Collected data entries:

------------------------

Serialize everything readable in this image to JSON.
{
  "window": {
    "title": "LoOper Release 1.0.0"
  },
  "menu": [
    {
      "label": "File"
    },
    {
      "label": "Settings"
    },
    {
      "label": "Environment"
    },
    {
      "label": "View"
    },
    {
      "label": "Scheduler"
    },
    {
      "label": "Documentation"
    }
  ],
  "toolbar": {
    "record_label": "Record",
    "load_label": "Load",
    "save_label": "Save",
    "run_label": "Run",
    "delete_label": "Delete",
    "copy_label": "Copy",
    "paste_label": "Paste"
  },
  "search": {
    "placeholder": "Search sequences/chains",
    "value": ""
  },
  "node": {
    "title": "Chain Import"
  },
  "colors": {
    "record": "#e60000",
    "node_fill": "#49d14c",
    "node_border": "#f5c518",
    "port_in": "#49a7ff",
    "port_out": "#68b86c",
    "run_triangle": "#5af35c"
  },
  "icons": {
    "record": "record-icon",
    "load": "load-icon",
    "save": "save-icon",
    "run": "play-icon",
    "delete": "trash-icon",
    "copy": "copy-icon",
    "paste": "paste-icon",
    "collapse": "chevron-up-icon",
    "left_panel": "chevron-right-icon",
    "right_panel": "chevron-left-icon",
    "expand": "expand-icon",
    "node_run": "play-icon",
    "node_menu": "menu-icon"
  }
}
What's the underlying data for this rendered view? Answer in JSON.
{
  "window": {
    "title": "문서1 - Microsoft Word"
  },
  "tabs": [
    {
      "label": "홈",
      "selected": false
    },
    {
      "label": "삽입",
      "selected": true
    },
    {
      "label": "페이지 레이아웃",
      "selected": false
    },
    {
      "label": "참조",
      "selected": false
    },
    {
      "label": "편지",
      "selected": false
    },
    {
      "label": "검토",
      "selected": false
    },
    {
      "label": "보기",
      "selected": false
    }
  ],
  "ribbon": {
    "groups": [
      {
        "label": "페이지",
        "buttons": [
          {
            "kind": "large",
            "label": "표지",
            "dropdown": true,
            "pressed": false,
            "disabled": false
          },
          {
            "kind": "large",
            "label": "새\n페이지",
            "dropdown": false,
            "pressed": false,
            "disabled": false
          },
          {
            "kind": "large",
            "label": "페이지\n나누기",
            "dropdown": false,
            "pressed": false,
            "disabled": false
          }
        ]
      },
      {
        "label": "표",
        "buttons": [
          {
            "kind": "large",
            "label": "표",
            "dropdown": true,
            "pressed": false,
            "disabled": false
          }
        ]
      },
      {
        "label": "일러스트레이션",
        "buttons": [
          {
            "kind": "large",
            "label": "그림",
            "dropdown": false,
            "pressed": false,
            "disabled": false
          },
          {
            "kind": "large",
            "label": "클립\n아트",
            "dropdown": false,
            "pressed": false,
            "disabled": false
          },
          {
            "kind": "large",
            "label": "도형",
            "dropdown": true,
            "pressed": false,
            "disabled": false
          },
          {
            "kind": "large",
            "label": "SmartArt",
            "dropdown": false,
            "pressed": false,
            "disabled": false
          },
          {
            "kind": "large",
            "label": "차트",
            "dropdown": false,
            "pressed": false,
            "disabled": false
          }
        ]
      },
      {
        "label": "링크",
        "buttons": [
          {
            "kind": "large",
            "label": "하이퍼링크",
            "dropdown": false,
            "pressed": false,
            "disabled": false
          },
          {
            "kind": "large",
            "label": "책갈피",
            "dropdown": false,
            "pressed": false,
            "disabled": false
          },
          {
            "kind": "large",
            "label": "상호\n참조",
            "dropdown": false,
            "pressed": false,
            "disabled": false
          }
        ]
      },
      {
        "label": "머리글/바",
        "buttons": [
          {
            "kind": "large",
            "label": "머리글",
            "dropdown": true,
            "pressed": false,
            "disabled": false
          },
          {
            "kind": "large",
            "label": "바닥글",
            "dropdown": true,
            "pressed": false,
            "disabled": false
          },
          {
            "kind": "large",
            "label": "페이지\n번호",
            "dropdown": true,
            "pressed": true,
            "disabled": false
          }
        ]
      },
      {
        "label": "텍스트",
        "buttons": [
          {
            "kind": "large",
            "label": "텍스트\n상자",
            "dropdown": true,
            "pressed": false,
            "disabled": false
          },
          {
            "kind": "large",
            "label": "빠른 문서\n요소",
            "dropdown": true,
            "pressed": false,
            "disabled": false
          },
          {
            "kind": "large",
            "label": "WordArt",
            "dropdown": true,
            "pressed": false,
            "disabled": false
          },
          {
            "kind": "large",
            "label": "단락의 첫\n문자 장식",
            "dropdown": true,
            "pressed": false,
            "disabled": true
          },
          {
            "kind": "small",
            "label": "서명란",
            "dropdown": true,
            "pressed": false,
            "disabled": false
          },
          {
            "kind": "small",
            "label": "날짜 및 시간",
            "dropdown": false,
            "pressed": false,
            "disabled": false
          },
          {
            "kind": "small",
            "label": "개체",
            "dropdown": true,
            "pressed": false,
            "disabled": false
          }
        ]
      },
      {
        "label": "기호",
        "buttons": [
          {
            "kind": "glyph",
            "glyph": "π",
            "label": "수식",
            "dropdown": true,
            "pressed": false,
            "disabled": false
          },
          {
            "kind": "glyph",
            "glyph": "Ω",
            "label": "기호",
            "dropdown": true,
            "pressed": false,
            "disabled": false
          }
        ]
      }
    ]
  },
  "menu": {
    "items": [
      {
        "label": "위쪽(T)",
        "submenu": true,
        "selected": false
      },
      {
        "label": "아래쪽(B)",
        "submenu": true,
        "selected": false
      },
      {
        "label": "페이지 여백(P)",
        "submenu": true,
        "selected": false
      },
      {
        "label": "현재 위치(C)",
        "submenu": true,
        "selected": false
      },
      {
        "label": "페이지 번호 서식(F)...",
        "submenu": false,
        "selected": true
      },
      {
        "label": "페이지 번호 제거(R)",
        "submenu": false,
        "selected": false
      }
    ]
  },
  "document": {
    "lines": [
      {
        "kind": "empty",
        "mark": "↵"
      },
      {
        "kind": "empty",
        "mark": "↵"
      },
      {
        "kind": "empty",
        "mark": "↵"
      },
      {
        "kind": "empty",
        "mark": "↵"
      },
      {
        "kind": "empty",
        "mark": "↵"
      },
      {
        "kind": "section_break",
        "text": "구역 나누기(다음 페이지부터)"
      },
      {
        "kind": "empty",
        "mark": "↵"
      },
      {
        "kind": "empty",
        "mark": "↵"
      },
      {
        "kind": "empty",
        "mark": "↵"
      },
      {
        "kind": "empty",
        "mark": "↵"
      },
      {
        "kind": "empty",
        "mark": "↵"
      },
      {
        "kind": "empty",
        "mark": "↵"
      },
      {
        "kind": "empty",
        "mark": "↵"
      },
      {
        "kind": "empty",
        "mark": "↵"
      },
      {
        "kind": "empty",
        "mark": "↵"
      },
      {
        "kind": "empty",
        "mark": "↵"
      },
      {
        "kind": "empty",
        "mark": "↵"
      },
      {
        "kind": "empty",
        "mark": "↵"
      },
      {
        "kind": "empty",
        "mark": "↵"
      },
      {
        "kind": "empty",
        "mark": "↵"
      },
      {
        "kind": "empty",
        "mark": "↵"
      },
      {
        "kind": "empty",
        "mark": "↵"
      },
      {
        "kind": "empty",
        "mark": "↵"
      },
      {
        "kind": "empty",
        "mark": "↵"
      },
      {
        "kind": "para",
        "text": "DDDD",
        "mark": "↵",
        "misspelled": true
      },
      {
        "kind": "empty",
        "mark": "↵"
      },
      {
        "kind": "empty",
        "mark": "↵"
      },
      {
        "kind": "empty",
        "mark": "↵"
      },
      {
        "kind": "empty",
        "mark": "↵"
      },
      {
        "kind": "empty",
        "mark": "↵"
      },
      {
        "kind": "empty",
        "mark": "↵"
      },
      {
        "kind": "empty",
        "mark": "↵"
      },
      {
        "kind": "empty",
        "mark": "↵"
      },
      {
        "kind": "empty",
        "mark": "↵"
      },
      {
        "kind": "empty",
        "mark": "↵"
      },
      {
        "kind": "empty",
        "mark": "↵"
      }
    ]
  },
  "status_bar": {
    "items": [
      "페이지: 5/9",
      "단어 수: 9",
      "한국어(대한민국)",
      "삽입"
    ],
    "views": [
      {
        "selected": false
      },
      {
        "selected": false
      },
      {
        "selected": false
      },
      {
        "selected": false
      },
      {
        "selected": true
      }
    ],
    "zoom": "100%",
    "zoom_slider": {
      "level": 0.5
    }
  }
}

------------------------

Request
Return each line of the listing that holds the string "glyph".

Problem solution
            "kind": "glyph",
            "glyph": "π",
            "kind": "glyph",
            "glyph": "Ω",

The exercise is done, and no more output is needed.